+++ Data excerpts +++
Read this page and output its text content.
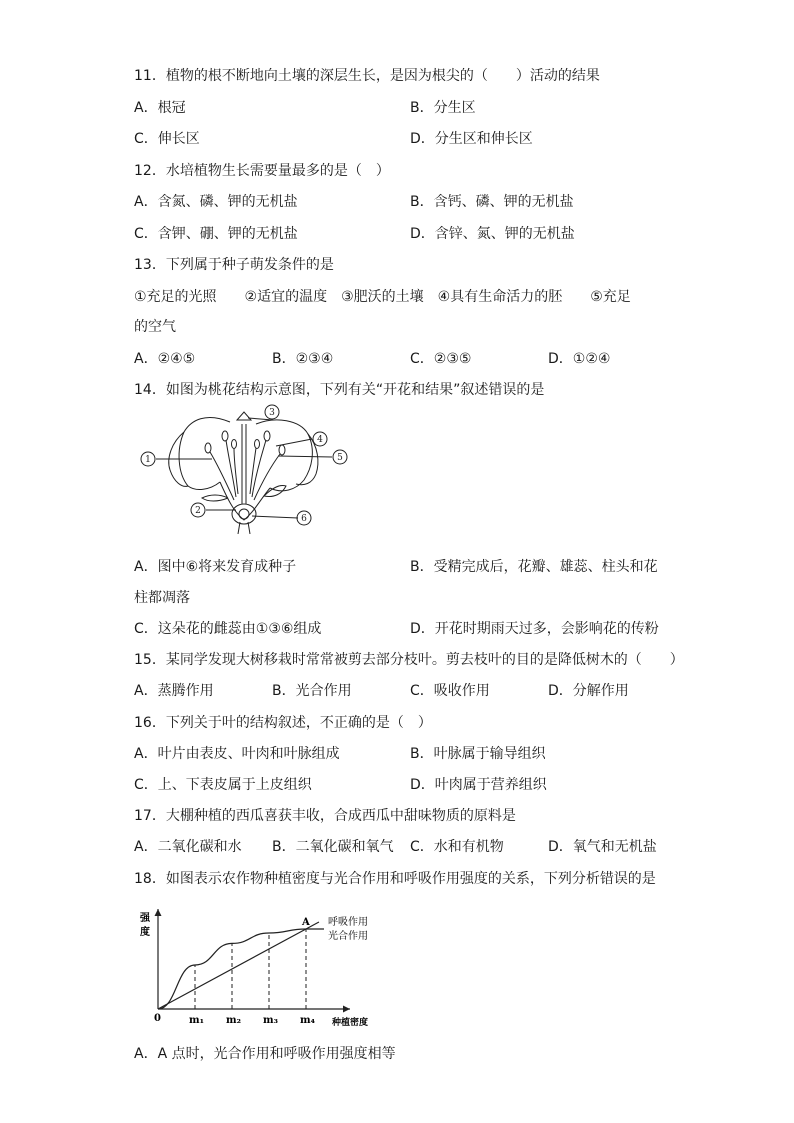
11．植物的根不断地向土壤的深层生长，是因为根尖的（　　）活动的结果
A．根冠	B．分生区
C．伸长区	D．分生区和伸长区
12．水培植物生长需要量最多的是（　）
A．含氮、磷、钾的无机盐	B．含钙、磷、钾的无机盐
C．含钾、硼、钾的无机盐	D．含锌、氮、钾的无机盐
13．下列属于种子萌发条件的是
①充足的光照　　②适宜的温度　③肥沃的土壤　④具有生命活力的胚　　⑤充足
的空气
A．②④⑤	B．②③④	C．②③⑤	D．①②④
14．如图为桃花结构示意图，下列有关“开花和结果”叙述错误的是
1
2
3
4
5
6
A．图中⑥将来发育成种子	B．受精完成后，花瓣、雄蕊、柱头和花
柱都凋落
C．这朵花的雌蕊由①③⑥组成	D．开花时期雨天过多，会影响花的传粉
15．某同学发现大树移栽时常常被剪去部分枝叶。剪去枝叶的目的是降低树木的（　　）
A．蒸腾作用	B．光合作用	C．吸收作用	D．分解作用
16．下列关于叶的结构叙述，不正确的是（　）
A．叶片由表皮、叶肉和叶脉组成	B．叶脉属于输导组织
C．上、下表皮属于上皮组织	D．叶肉属于营养组织
17．大棚种植的西瓜喜获丰收，合成西瓜中甜味物质的原料是
A．二氧化碳和水 B．二氧化碳和氧气 C．水和有机物	D．氧气和无机盐
18．如图表示农作物种植密度与光合作用和呼吸作用强度的关系，下列分析错误的是
m₁ m₂ m₃ m₄
A 呼吸作用
光合作用
强
度
0	种植密度
A．A 点时，光合作用和呼吸作用强度相等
+++
## Work to do
Repeat each entry exactly. Pictures do not belong in the copy.

## Task response
Read this page and output its text content.
11．植物的根不断地向土壤的深层生长，是因为根尖的（　　）活动的结果
A．根冠	B．分生区
C．伸长区	D．分生区和伸长区
12．水培植物生长需要量最多的是（　）
A．含氮、磷、钾的无机盐	B．含钙、磷、钾的无机盐
C．含钾、硼、钾的无机盐	D．含锌、氮、钾的无机盐
13．下列属于种子萌发条件的是
①充足的光照　　②适宜的温度　③肥沃的土壤　④具有生命活力的胚　　⑤充足
的空气
A．②④⑤	B．②③④	C．②③⑤	D．①②④
14．如图为桃花结构示意图，下列有关“开花和结果”叙述错误的是
1
2
3
4
5
6
A．图中⑥将来发育成种子	B．受精完成后，花瓣、雄蕊、柱头和花
柱都凋落
C．这朵花的雌蕊由①③⑥组成	D．开花时期雨天过多，会影响花的传粉
15．某同学发现大树移栽时常常被剪去部分枝叶。剪去枝叶的目的是降低树木的（　　）
A．蒸腾作用	B．光合作用	C．吸收作用	D．分解作用
16．下列关于叶的结构叙述，不正确的是（　）
A．叶片由表皮、叶肉和叶脉组成	B．叶脉属于输导组织
C．上、下表皮属于上皮组织	D．叶肉属于营养组织
17．大棚种植的西瓜喜获丰收，合成西瓜中甜味物质的原料是
A．二氧化碳和水 B．二氧化碳和氧气 C．水和有机物	D．氧气和无机盐
18．如图表示农作物种植密度与光合作用和呼吸作用强度的关系，下列分析错误的是
m₁ m₂ m₃ m₄
A 呼吸作用
光合作用
强
度
0	种植密度
A．A 点时，光合作用和呼吸作用强度相等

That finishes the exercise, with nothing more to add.